§ **Data entries**:

※ ※ ※

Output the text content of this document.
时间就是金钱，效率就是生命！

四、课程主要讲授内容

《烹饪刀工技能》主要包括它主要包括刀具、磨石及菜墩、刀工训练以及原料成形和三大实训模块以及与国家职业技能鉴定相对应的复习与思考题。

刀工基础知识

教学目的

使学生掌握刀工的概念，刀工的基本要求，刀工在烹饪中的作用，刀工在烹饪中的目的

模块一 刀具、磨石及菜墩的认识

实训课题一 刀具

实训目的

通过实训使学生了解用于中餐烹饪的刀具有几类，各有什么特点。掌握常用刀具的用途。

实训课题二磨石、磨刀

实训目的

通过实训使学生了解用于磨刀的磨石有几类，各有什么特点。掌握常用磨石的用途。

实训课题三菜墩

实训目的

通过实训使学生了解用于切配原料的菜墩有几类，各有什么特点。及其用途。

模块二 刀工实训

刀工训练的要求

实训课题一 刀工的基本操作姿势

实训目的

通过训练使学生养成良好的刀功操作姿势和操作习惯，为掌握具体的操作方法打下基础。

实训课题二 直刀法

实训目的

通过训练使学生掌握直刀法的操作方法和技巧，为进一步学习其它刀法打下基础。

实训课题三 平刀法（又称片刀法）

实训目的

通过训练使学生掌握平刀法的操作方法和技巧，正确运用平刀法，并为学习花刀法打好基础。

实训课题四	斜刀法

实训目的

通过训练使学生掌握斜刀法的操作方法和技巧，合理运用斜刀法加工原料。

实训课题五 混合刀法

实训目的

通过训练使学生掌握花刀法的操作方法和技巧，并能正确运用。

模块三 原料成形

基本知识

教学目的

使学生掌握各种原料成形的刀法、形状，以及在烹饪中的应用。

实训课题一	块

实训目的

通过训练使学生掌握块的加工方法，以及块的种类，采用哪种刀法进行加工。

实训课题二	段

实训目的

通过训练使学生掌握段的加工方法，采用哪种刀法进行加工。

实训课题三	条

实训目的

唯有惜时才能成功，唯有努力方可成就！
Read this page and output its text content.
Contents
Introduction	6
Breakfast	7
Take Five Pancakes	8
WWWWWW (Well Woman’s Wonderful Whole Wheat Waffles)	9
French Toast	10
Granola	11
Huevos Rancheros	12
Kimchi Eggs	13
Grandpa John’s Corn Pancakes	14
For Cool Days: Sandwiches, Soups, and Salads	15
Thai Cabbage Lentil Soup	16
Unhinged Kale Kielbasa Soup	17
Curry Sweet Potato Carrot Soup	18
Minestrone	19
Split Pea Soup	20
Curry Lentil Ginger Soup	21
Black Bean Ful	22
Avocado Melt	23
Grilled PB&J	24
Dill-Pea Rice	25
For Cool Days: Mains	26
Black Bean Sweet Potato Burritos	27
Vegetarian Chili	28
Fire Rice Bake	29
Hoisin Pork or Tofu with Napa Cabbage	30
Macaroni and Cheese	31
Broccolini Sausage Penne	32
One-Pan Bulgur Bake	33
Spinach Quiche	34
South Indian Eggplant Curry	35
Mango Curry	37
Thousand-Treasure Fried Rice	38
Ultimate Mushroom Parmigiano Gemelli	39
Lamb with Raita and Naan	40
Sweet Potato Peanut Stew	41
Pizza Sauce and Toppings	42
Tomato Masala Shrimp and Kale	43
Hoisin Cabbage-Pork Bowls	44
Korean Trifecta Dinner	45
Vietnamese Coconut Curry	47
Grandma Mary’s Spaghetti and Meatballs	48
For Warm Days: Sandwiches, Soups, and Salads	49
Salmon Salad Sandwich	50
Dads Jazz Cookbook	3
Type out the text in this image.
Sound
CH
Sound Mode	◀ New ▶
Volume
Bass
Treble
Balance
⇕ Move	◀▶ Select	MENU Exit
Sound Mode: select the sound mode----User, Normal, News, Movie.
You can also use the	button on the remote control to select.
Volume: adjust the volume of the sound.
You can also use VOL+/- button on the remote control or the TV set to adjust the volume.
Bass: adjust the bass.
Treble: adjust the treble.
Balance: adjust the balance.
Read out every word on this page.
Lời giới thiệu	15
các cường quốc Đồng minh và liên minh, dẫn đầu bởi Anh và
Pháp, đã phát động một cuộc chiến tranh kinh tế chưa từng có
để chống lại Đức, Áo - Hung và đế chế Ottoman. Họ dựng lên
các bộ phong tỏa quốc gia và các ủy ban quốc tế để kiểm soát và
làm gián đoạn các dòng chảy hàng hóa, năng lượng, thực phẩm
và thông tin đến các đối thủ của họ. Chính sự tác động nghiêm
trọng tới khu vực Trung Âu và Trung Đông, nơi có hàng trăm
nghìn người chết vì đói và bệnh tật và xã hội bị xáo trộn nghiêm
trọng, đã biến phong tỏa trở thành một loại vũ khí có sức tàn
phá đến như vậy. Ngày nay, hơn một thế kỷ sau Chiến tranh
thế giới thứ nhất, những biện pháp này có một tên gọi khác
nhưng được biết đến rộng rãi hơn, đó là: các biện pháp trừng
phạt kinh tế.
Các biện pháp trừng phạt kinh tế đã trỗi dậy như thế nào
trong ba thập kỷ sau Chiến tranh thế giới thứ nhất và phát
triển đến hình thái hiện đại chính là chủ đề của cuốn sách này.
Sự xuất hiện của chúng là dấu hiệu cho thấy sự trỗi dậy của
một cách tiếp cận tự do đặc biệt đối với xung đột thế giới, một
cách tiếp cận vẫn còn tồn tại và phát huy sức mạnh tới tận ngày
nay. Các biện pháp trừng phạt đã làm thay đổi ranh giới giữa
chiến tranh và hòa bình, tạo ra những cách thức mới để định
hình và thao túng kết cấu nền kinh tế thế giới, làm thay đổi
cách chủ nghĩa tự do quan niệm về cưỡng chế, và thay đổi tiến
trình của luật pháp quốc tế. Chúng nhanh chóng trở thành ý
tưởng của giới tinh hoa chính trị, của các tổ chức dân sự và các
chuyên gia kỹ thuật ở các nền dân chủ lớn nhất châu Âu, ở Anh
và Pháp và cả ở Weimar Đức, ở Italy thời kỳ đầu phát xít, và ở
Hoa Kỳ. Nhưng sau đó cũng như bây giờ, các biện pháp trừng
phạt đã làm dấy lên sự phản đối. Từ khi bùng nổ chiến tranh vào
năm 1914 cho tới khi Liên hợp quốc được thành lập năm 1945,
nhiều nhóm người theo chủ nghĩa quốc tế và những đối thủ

※ ※ ※

§ **Aim**: Provide only the count of lines in the material above that hold the word "Balance".

§ **Answer to the task**: 2